• [GIVEN REQUEST]: Exactly repeat the material, dropping every picture from the copy.

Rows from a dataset
-- Begin --
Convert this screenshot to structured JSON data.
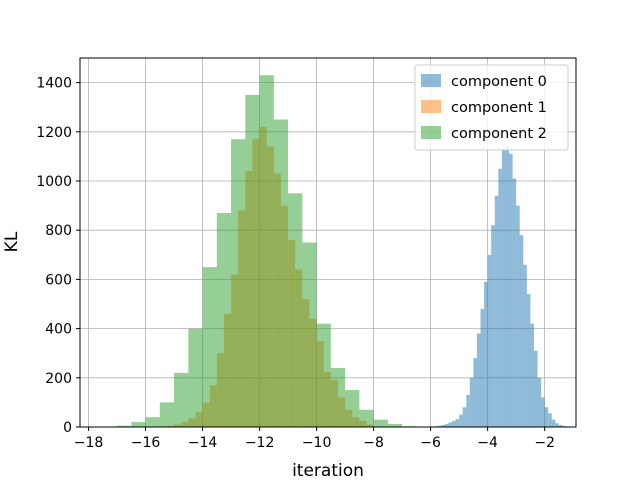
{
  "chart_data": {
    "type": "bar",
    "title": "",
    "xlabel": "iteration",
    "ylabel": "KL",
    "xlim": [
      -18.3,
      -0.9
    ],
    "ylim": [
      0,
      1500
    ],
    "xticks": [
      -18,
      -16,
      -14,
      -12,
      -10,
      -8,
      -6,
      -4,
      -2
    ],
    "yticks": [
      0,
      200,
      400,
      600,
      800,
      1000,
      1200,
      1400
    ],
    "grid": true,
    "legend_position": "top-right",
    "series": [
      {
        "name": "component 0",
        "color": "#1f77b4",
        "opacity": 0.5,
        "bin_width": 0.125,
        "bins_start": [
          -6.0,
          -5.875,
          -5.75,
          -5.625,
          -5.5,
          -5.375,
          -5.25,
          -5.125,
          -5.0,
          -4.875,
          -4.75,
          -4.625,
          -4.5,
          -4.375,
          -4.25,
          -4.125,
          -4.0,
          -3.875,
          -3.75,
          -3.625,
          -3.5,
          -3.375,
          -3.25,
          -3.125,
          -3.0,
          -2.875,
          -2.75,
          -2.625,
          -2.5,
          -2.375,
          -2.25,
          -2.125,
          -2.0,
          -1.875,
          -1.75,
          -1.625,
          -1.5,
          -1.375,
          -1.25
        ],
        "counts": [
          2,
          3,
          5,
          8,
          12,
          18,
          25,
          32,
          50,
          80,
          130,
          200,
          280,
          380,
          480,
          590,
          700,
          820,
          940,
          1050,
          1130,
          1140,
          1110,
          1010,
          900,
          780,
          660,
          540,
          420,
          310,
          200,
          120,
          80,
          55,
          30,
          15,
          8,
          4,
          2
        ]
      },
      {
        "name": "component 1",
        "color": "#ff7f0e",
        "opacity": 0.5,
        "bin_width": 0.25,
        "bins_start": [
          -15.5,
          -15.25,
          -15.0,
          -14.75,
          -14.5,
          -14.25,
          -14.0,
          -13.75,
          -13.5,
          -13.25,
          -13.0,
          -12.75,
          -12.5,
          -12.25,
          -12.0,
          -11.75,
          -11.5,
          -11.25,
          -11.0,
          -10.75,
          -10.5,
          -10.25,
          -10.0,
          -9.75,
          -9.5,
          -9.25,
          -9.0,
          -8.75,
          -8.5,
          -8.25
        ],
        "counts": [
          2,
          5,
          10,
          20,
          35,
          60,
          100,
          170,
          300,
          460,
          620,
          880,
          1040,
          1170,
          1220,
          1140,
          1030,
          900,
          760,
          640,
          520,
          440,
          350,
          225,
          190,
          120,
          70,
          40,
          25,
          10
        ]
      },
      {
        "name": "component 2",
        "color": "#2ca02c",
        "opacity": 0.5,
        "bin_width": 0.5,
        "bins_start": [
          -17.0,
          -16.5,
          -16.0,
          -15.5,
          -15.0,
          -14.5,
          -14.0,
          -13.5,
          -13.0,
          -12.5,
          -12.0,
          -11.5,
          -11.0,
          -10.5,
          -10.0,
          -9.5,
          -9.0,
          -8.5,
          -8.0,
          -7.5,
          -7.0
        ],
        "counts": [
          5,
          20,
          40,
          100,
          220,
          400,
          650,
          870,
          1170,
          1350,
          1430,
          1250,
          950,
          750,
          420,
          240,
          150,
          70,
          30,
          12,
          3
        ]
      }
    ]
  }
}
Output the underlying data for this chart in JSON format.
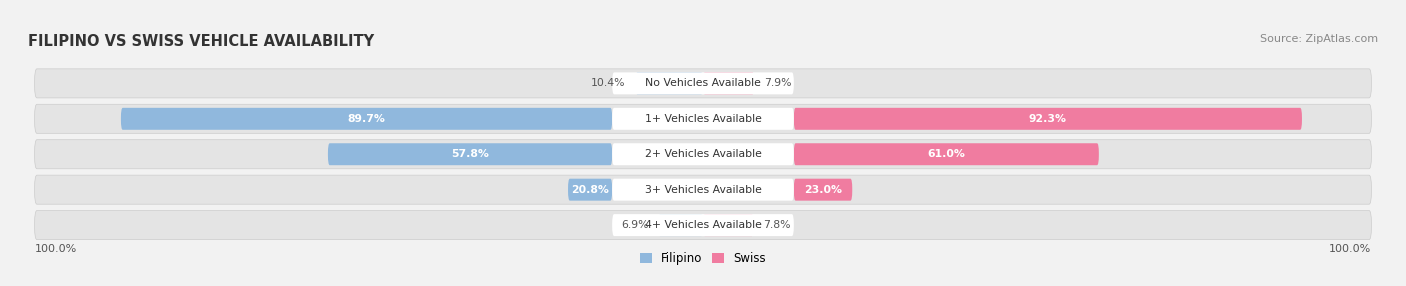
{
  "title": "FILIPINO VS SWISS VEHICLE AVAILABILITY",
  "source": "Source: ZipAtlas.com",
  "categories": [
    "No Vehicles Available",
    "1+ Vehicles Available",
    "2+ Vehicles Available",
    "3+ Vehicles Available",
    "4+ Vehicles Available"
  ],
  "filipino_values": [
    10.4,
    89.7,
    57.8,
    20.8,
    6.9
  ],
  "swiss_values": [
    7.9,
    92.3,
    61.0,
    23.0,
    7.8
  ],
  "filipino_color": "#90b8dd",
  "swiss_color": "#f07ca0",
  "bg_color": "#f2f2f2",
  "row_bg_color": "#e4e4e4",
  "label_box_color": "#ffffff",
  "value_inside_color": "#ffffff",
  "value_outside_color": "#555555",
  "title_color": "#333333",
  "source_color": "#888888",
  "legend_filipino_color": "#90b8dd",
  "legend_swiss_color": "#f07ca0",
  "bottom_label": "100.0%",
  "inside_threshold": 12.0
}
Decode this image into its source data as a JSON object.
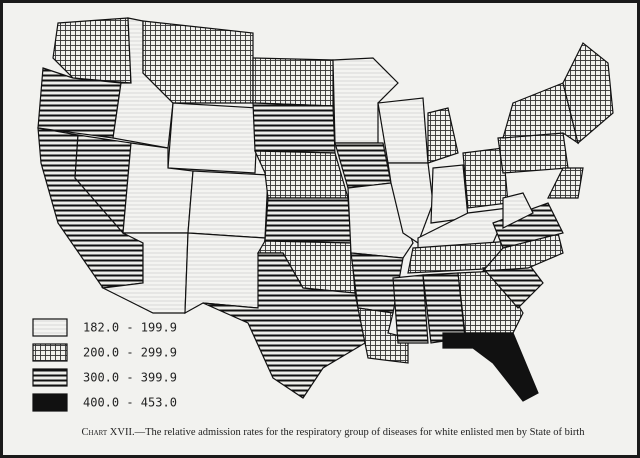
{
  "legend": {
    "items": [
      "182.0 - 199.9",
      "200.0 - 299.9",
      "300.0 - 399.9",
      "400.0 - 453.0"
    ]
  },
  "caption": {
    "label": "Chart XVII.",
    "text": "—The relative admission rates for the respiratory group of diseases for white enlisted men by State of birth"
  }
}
-- End --
• [WRITTEN RESPONSE]:
Convert this screenshot to structured JSON data.
{
  "chart_data": {
    "type": "bar",
    "title": "",
    "xlabel": "iteration",
    "ylabel": "KL",
    "xlim": [
      -18.3,
      -0.9
    ],
    "ylim": [
      0,
      1500
    ],
    "xticks": [
      -18,
      -16,
      -14,
      -12,
      -10,
      -8,
      -6,
      -4,
      -2
    ],
    "yticks": [
      0,
      200,
      400,
      600,
      800,
      1000,
      1200,
      1400
    ],
    "grid": true,
    "legend_position": "top-right",
    "series": [
      {
        "name": "component 0",
        "color": "#1f77b4",
        "opacity": 0.5,
        "bin_width": 0.125,
        "bins_start": [
          -6.0,
          -5.875,
          -5.75,
          -5.625,
          -5.5,
          -5.375,
          -5.25,
          -5.125,
          -5.0,
          -4.875,
          -4.75,
          -4.625,
          -4.5,
          -4.375,
          -4.25,
          -4.125,
          -4.0,
          -3.875,
          -3.75,
          -3.625,
          -3.5,
          -3.375,
          -3.25,
          -3.125,
          -3.0,
          -2.875,
          -2.75,
          -2.625,
          -2.5,
          -2.375,
          -2.25,
          -2.125,
          -2.0,
          -1.875,
          -1.75,
          -1.625,
          -1.5,
          -1.375,
          -1.25
        ],
        "counts": [
          2,
          3,
          5,
          8,
          12,
          18,
          25,
          32,
          50,
          80,
          130,
          200,
          280,
          380,
          480,
          590,
          700,
          820,
          940,
          1050,
          1130,
          1140,
          1110,
          1010,
          900,
          780,
          660,
          540,
          420,
          310,
          200,
          120,
          80,
          55,
          30,
          15,
          8,
          4,
          2
        ]
      },
      {
        "name": "component 1",
        "color": "#ff7f0e",
        "opacity": 0.5,
        "bin_width": 0.25,
        "bins_start": [
          -15.5,
          -15.25,
          -15.0,
          -14.75,
          -14.5,
          -14.25,
          -14.0,
          -13.75,
          -13.5,
          -13.25,
          -13.0,
          -12.75,
          -12.5,
          -12.25,
          -12.0,
          -11.75,
          -11.5,
          -11.25,
          -11.0,
          -10.75,
          -10.5,
          -10.25,
          -10.0,
          -9.75,
          -9.5,
          -9.25,
          -9.0,
          -8.75,
          -8.5,
          -8.25
        ],
        "counts": [
          2,
          5,
          10,
          20,
          35,
          60,
          100,
          170,
          300,
          460,
          620,
          880,
          1040,
          1170,
          1220,
          1140,
          1030,
          900,
          760,
          640,
          520,
          440,
          350,
          225,
          190,
          120,
          70,
          40,
          25,
          10
        ]
      },
      {
        "name": "component 2",
        "color": "#2ca02c",
        "opacity": 0.5,
        "bin_width": 0.5,
        "bins_start": [
          -17.0,
          -16.5,
          -16.0,
          -15.5,
          -15.0,
          -14.5,
          -14.0,
          -13.5,
          -13.0,
          -12.5,
          -12.0,
          -11.5,
          -11.0,
          -10.5,
          -10.0,
          -9.5,
          -9.0,
          -8.5,
          -8.0,
          -7.5,
          -7.0
        ],
        "counts": [
          5,
          20,
          40,
          100,
          220,
          400,
          650,
          870,
          1170,
          1350,
          1430,
          1250,
          950,
          750,
          420,
          240,
          150,
          70,
          30,
          12,
          3
        ]
      }
    ]
  }
}
Output the underlying data for this chart in JSON format.
{
  "title": "FILIPINO VS SWISS VEHICLE AVAILABILITY",
  "source": "Source: ZipAtlas.com",
  "categories": [
    "No Vehicles Available",
    "1+ Vehicles Available",
    "2+ Vehicles Available",
    "3+ Vehicles Available",
    "4+ Vehicles Available"
  ],
  "filipino_values": [
    10.4,
    89.7,
    57.8,
    20.8,
    6.9
  ],
  "swiss_values": [
    7.9,
    92.3,
    61.0,
    23.0,
    7.8
  ],
  "filipino_color": "#90b8dd",
  "swiss_color": "#f07ca0",
  "bg_color": "#f2f2f2",
  "row_bg_color": "#e4e4e4",
  "label_box_color": "#ffffff",
  "value_inside_color": "#ffffff",
  "value_outside_color": "#555555",
  "title_color": "#333333",
  "source_color": "#888888",
  "legend_filipino_color": "#90b8dd",
  "legend_swiss_color": "#f07ca0",
  "bottom_label": "100.0%",
  "inside_threshold": 12.0
}
Decode this image into its source data as a JSON object.
{
  "legend": {
    "items": [
      "182.0 - 199.9",
      "200.0 - 299.9",
      "300.0 - 399.9",
      "400.0 - 453.0"
    ]
  },
  "caption": {
    "label": "Chart XVII.",
    "text": "—The relative admission rates for the respiratory group of diseases for white enlisted men by State of birth"
  }
}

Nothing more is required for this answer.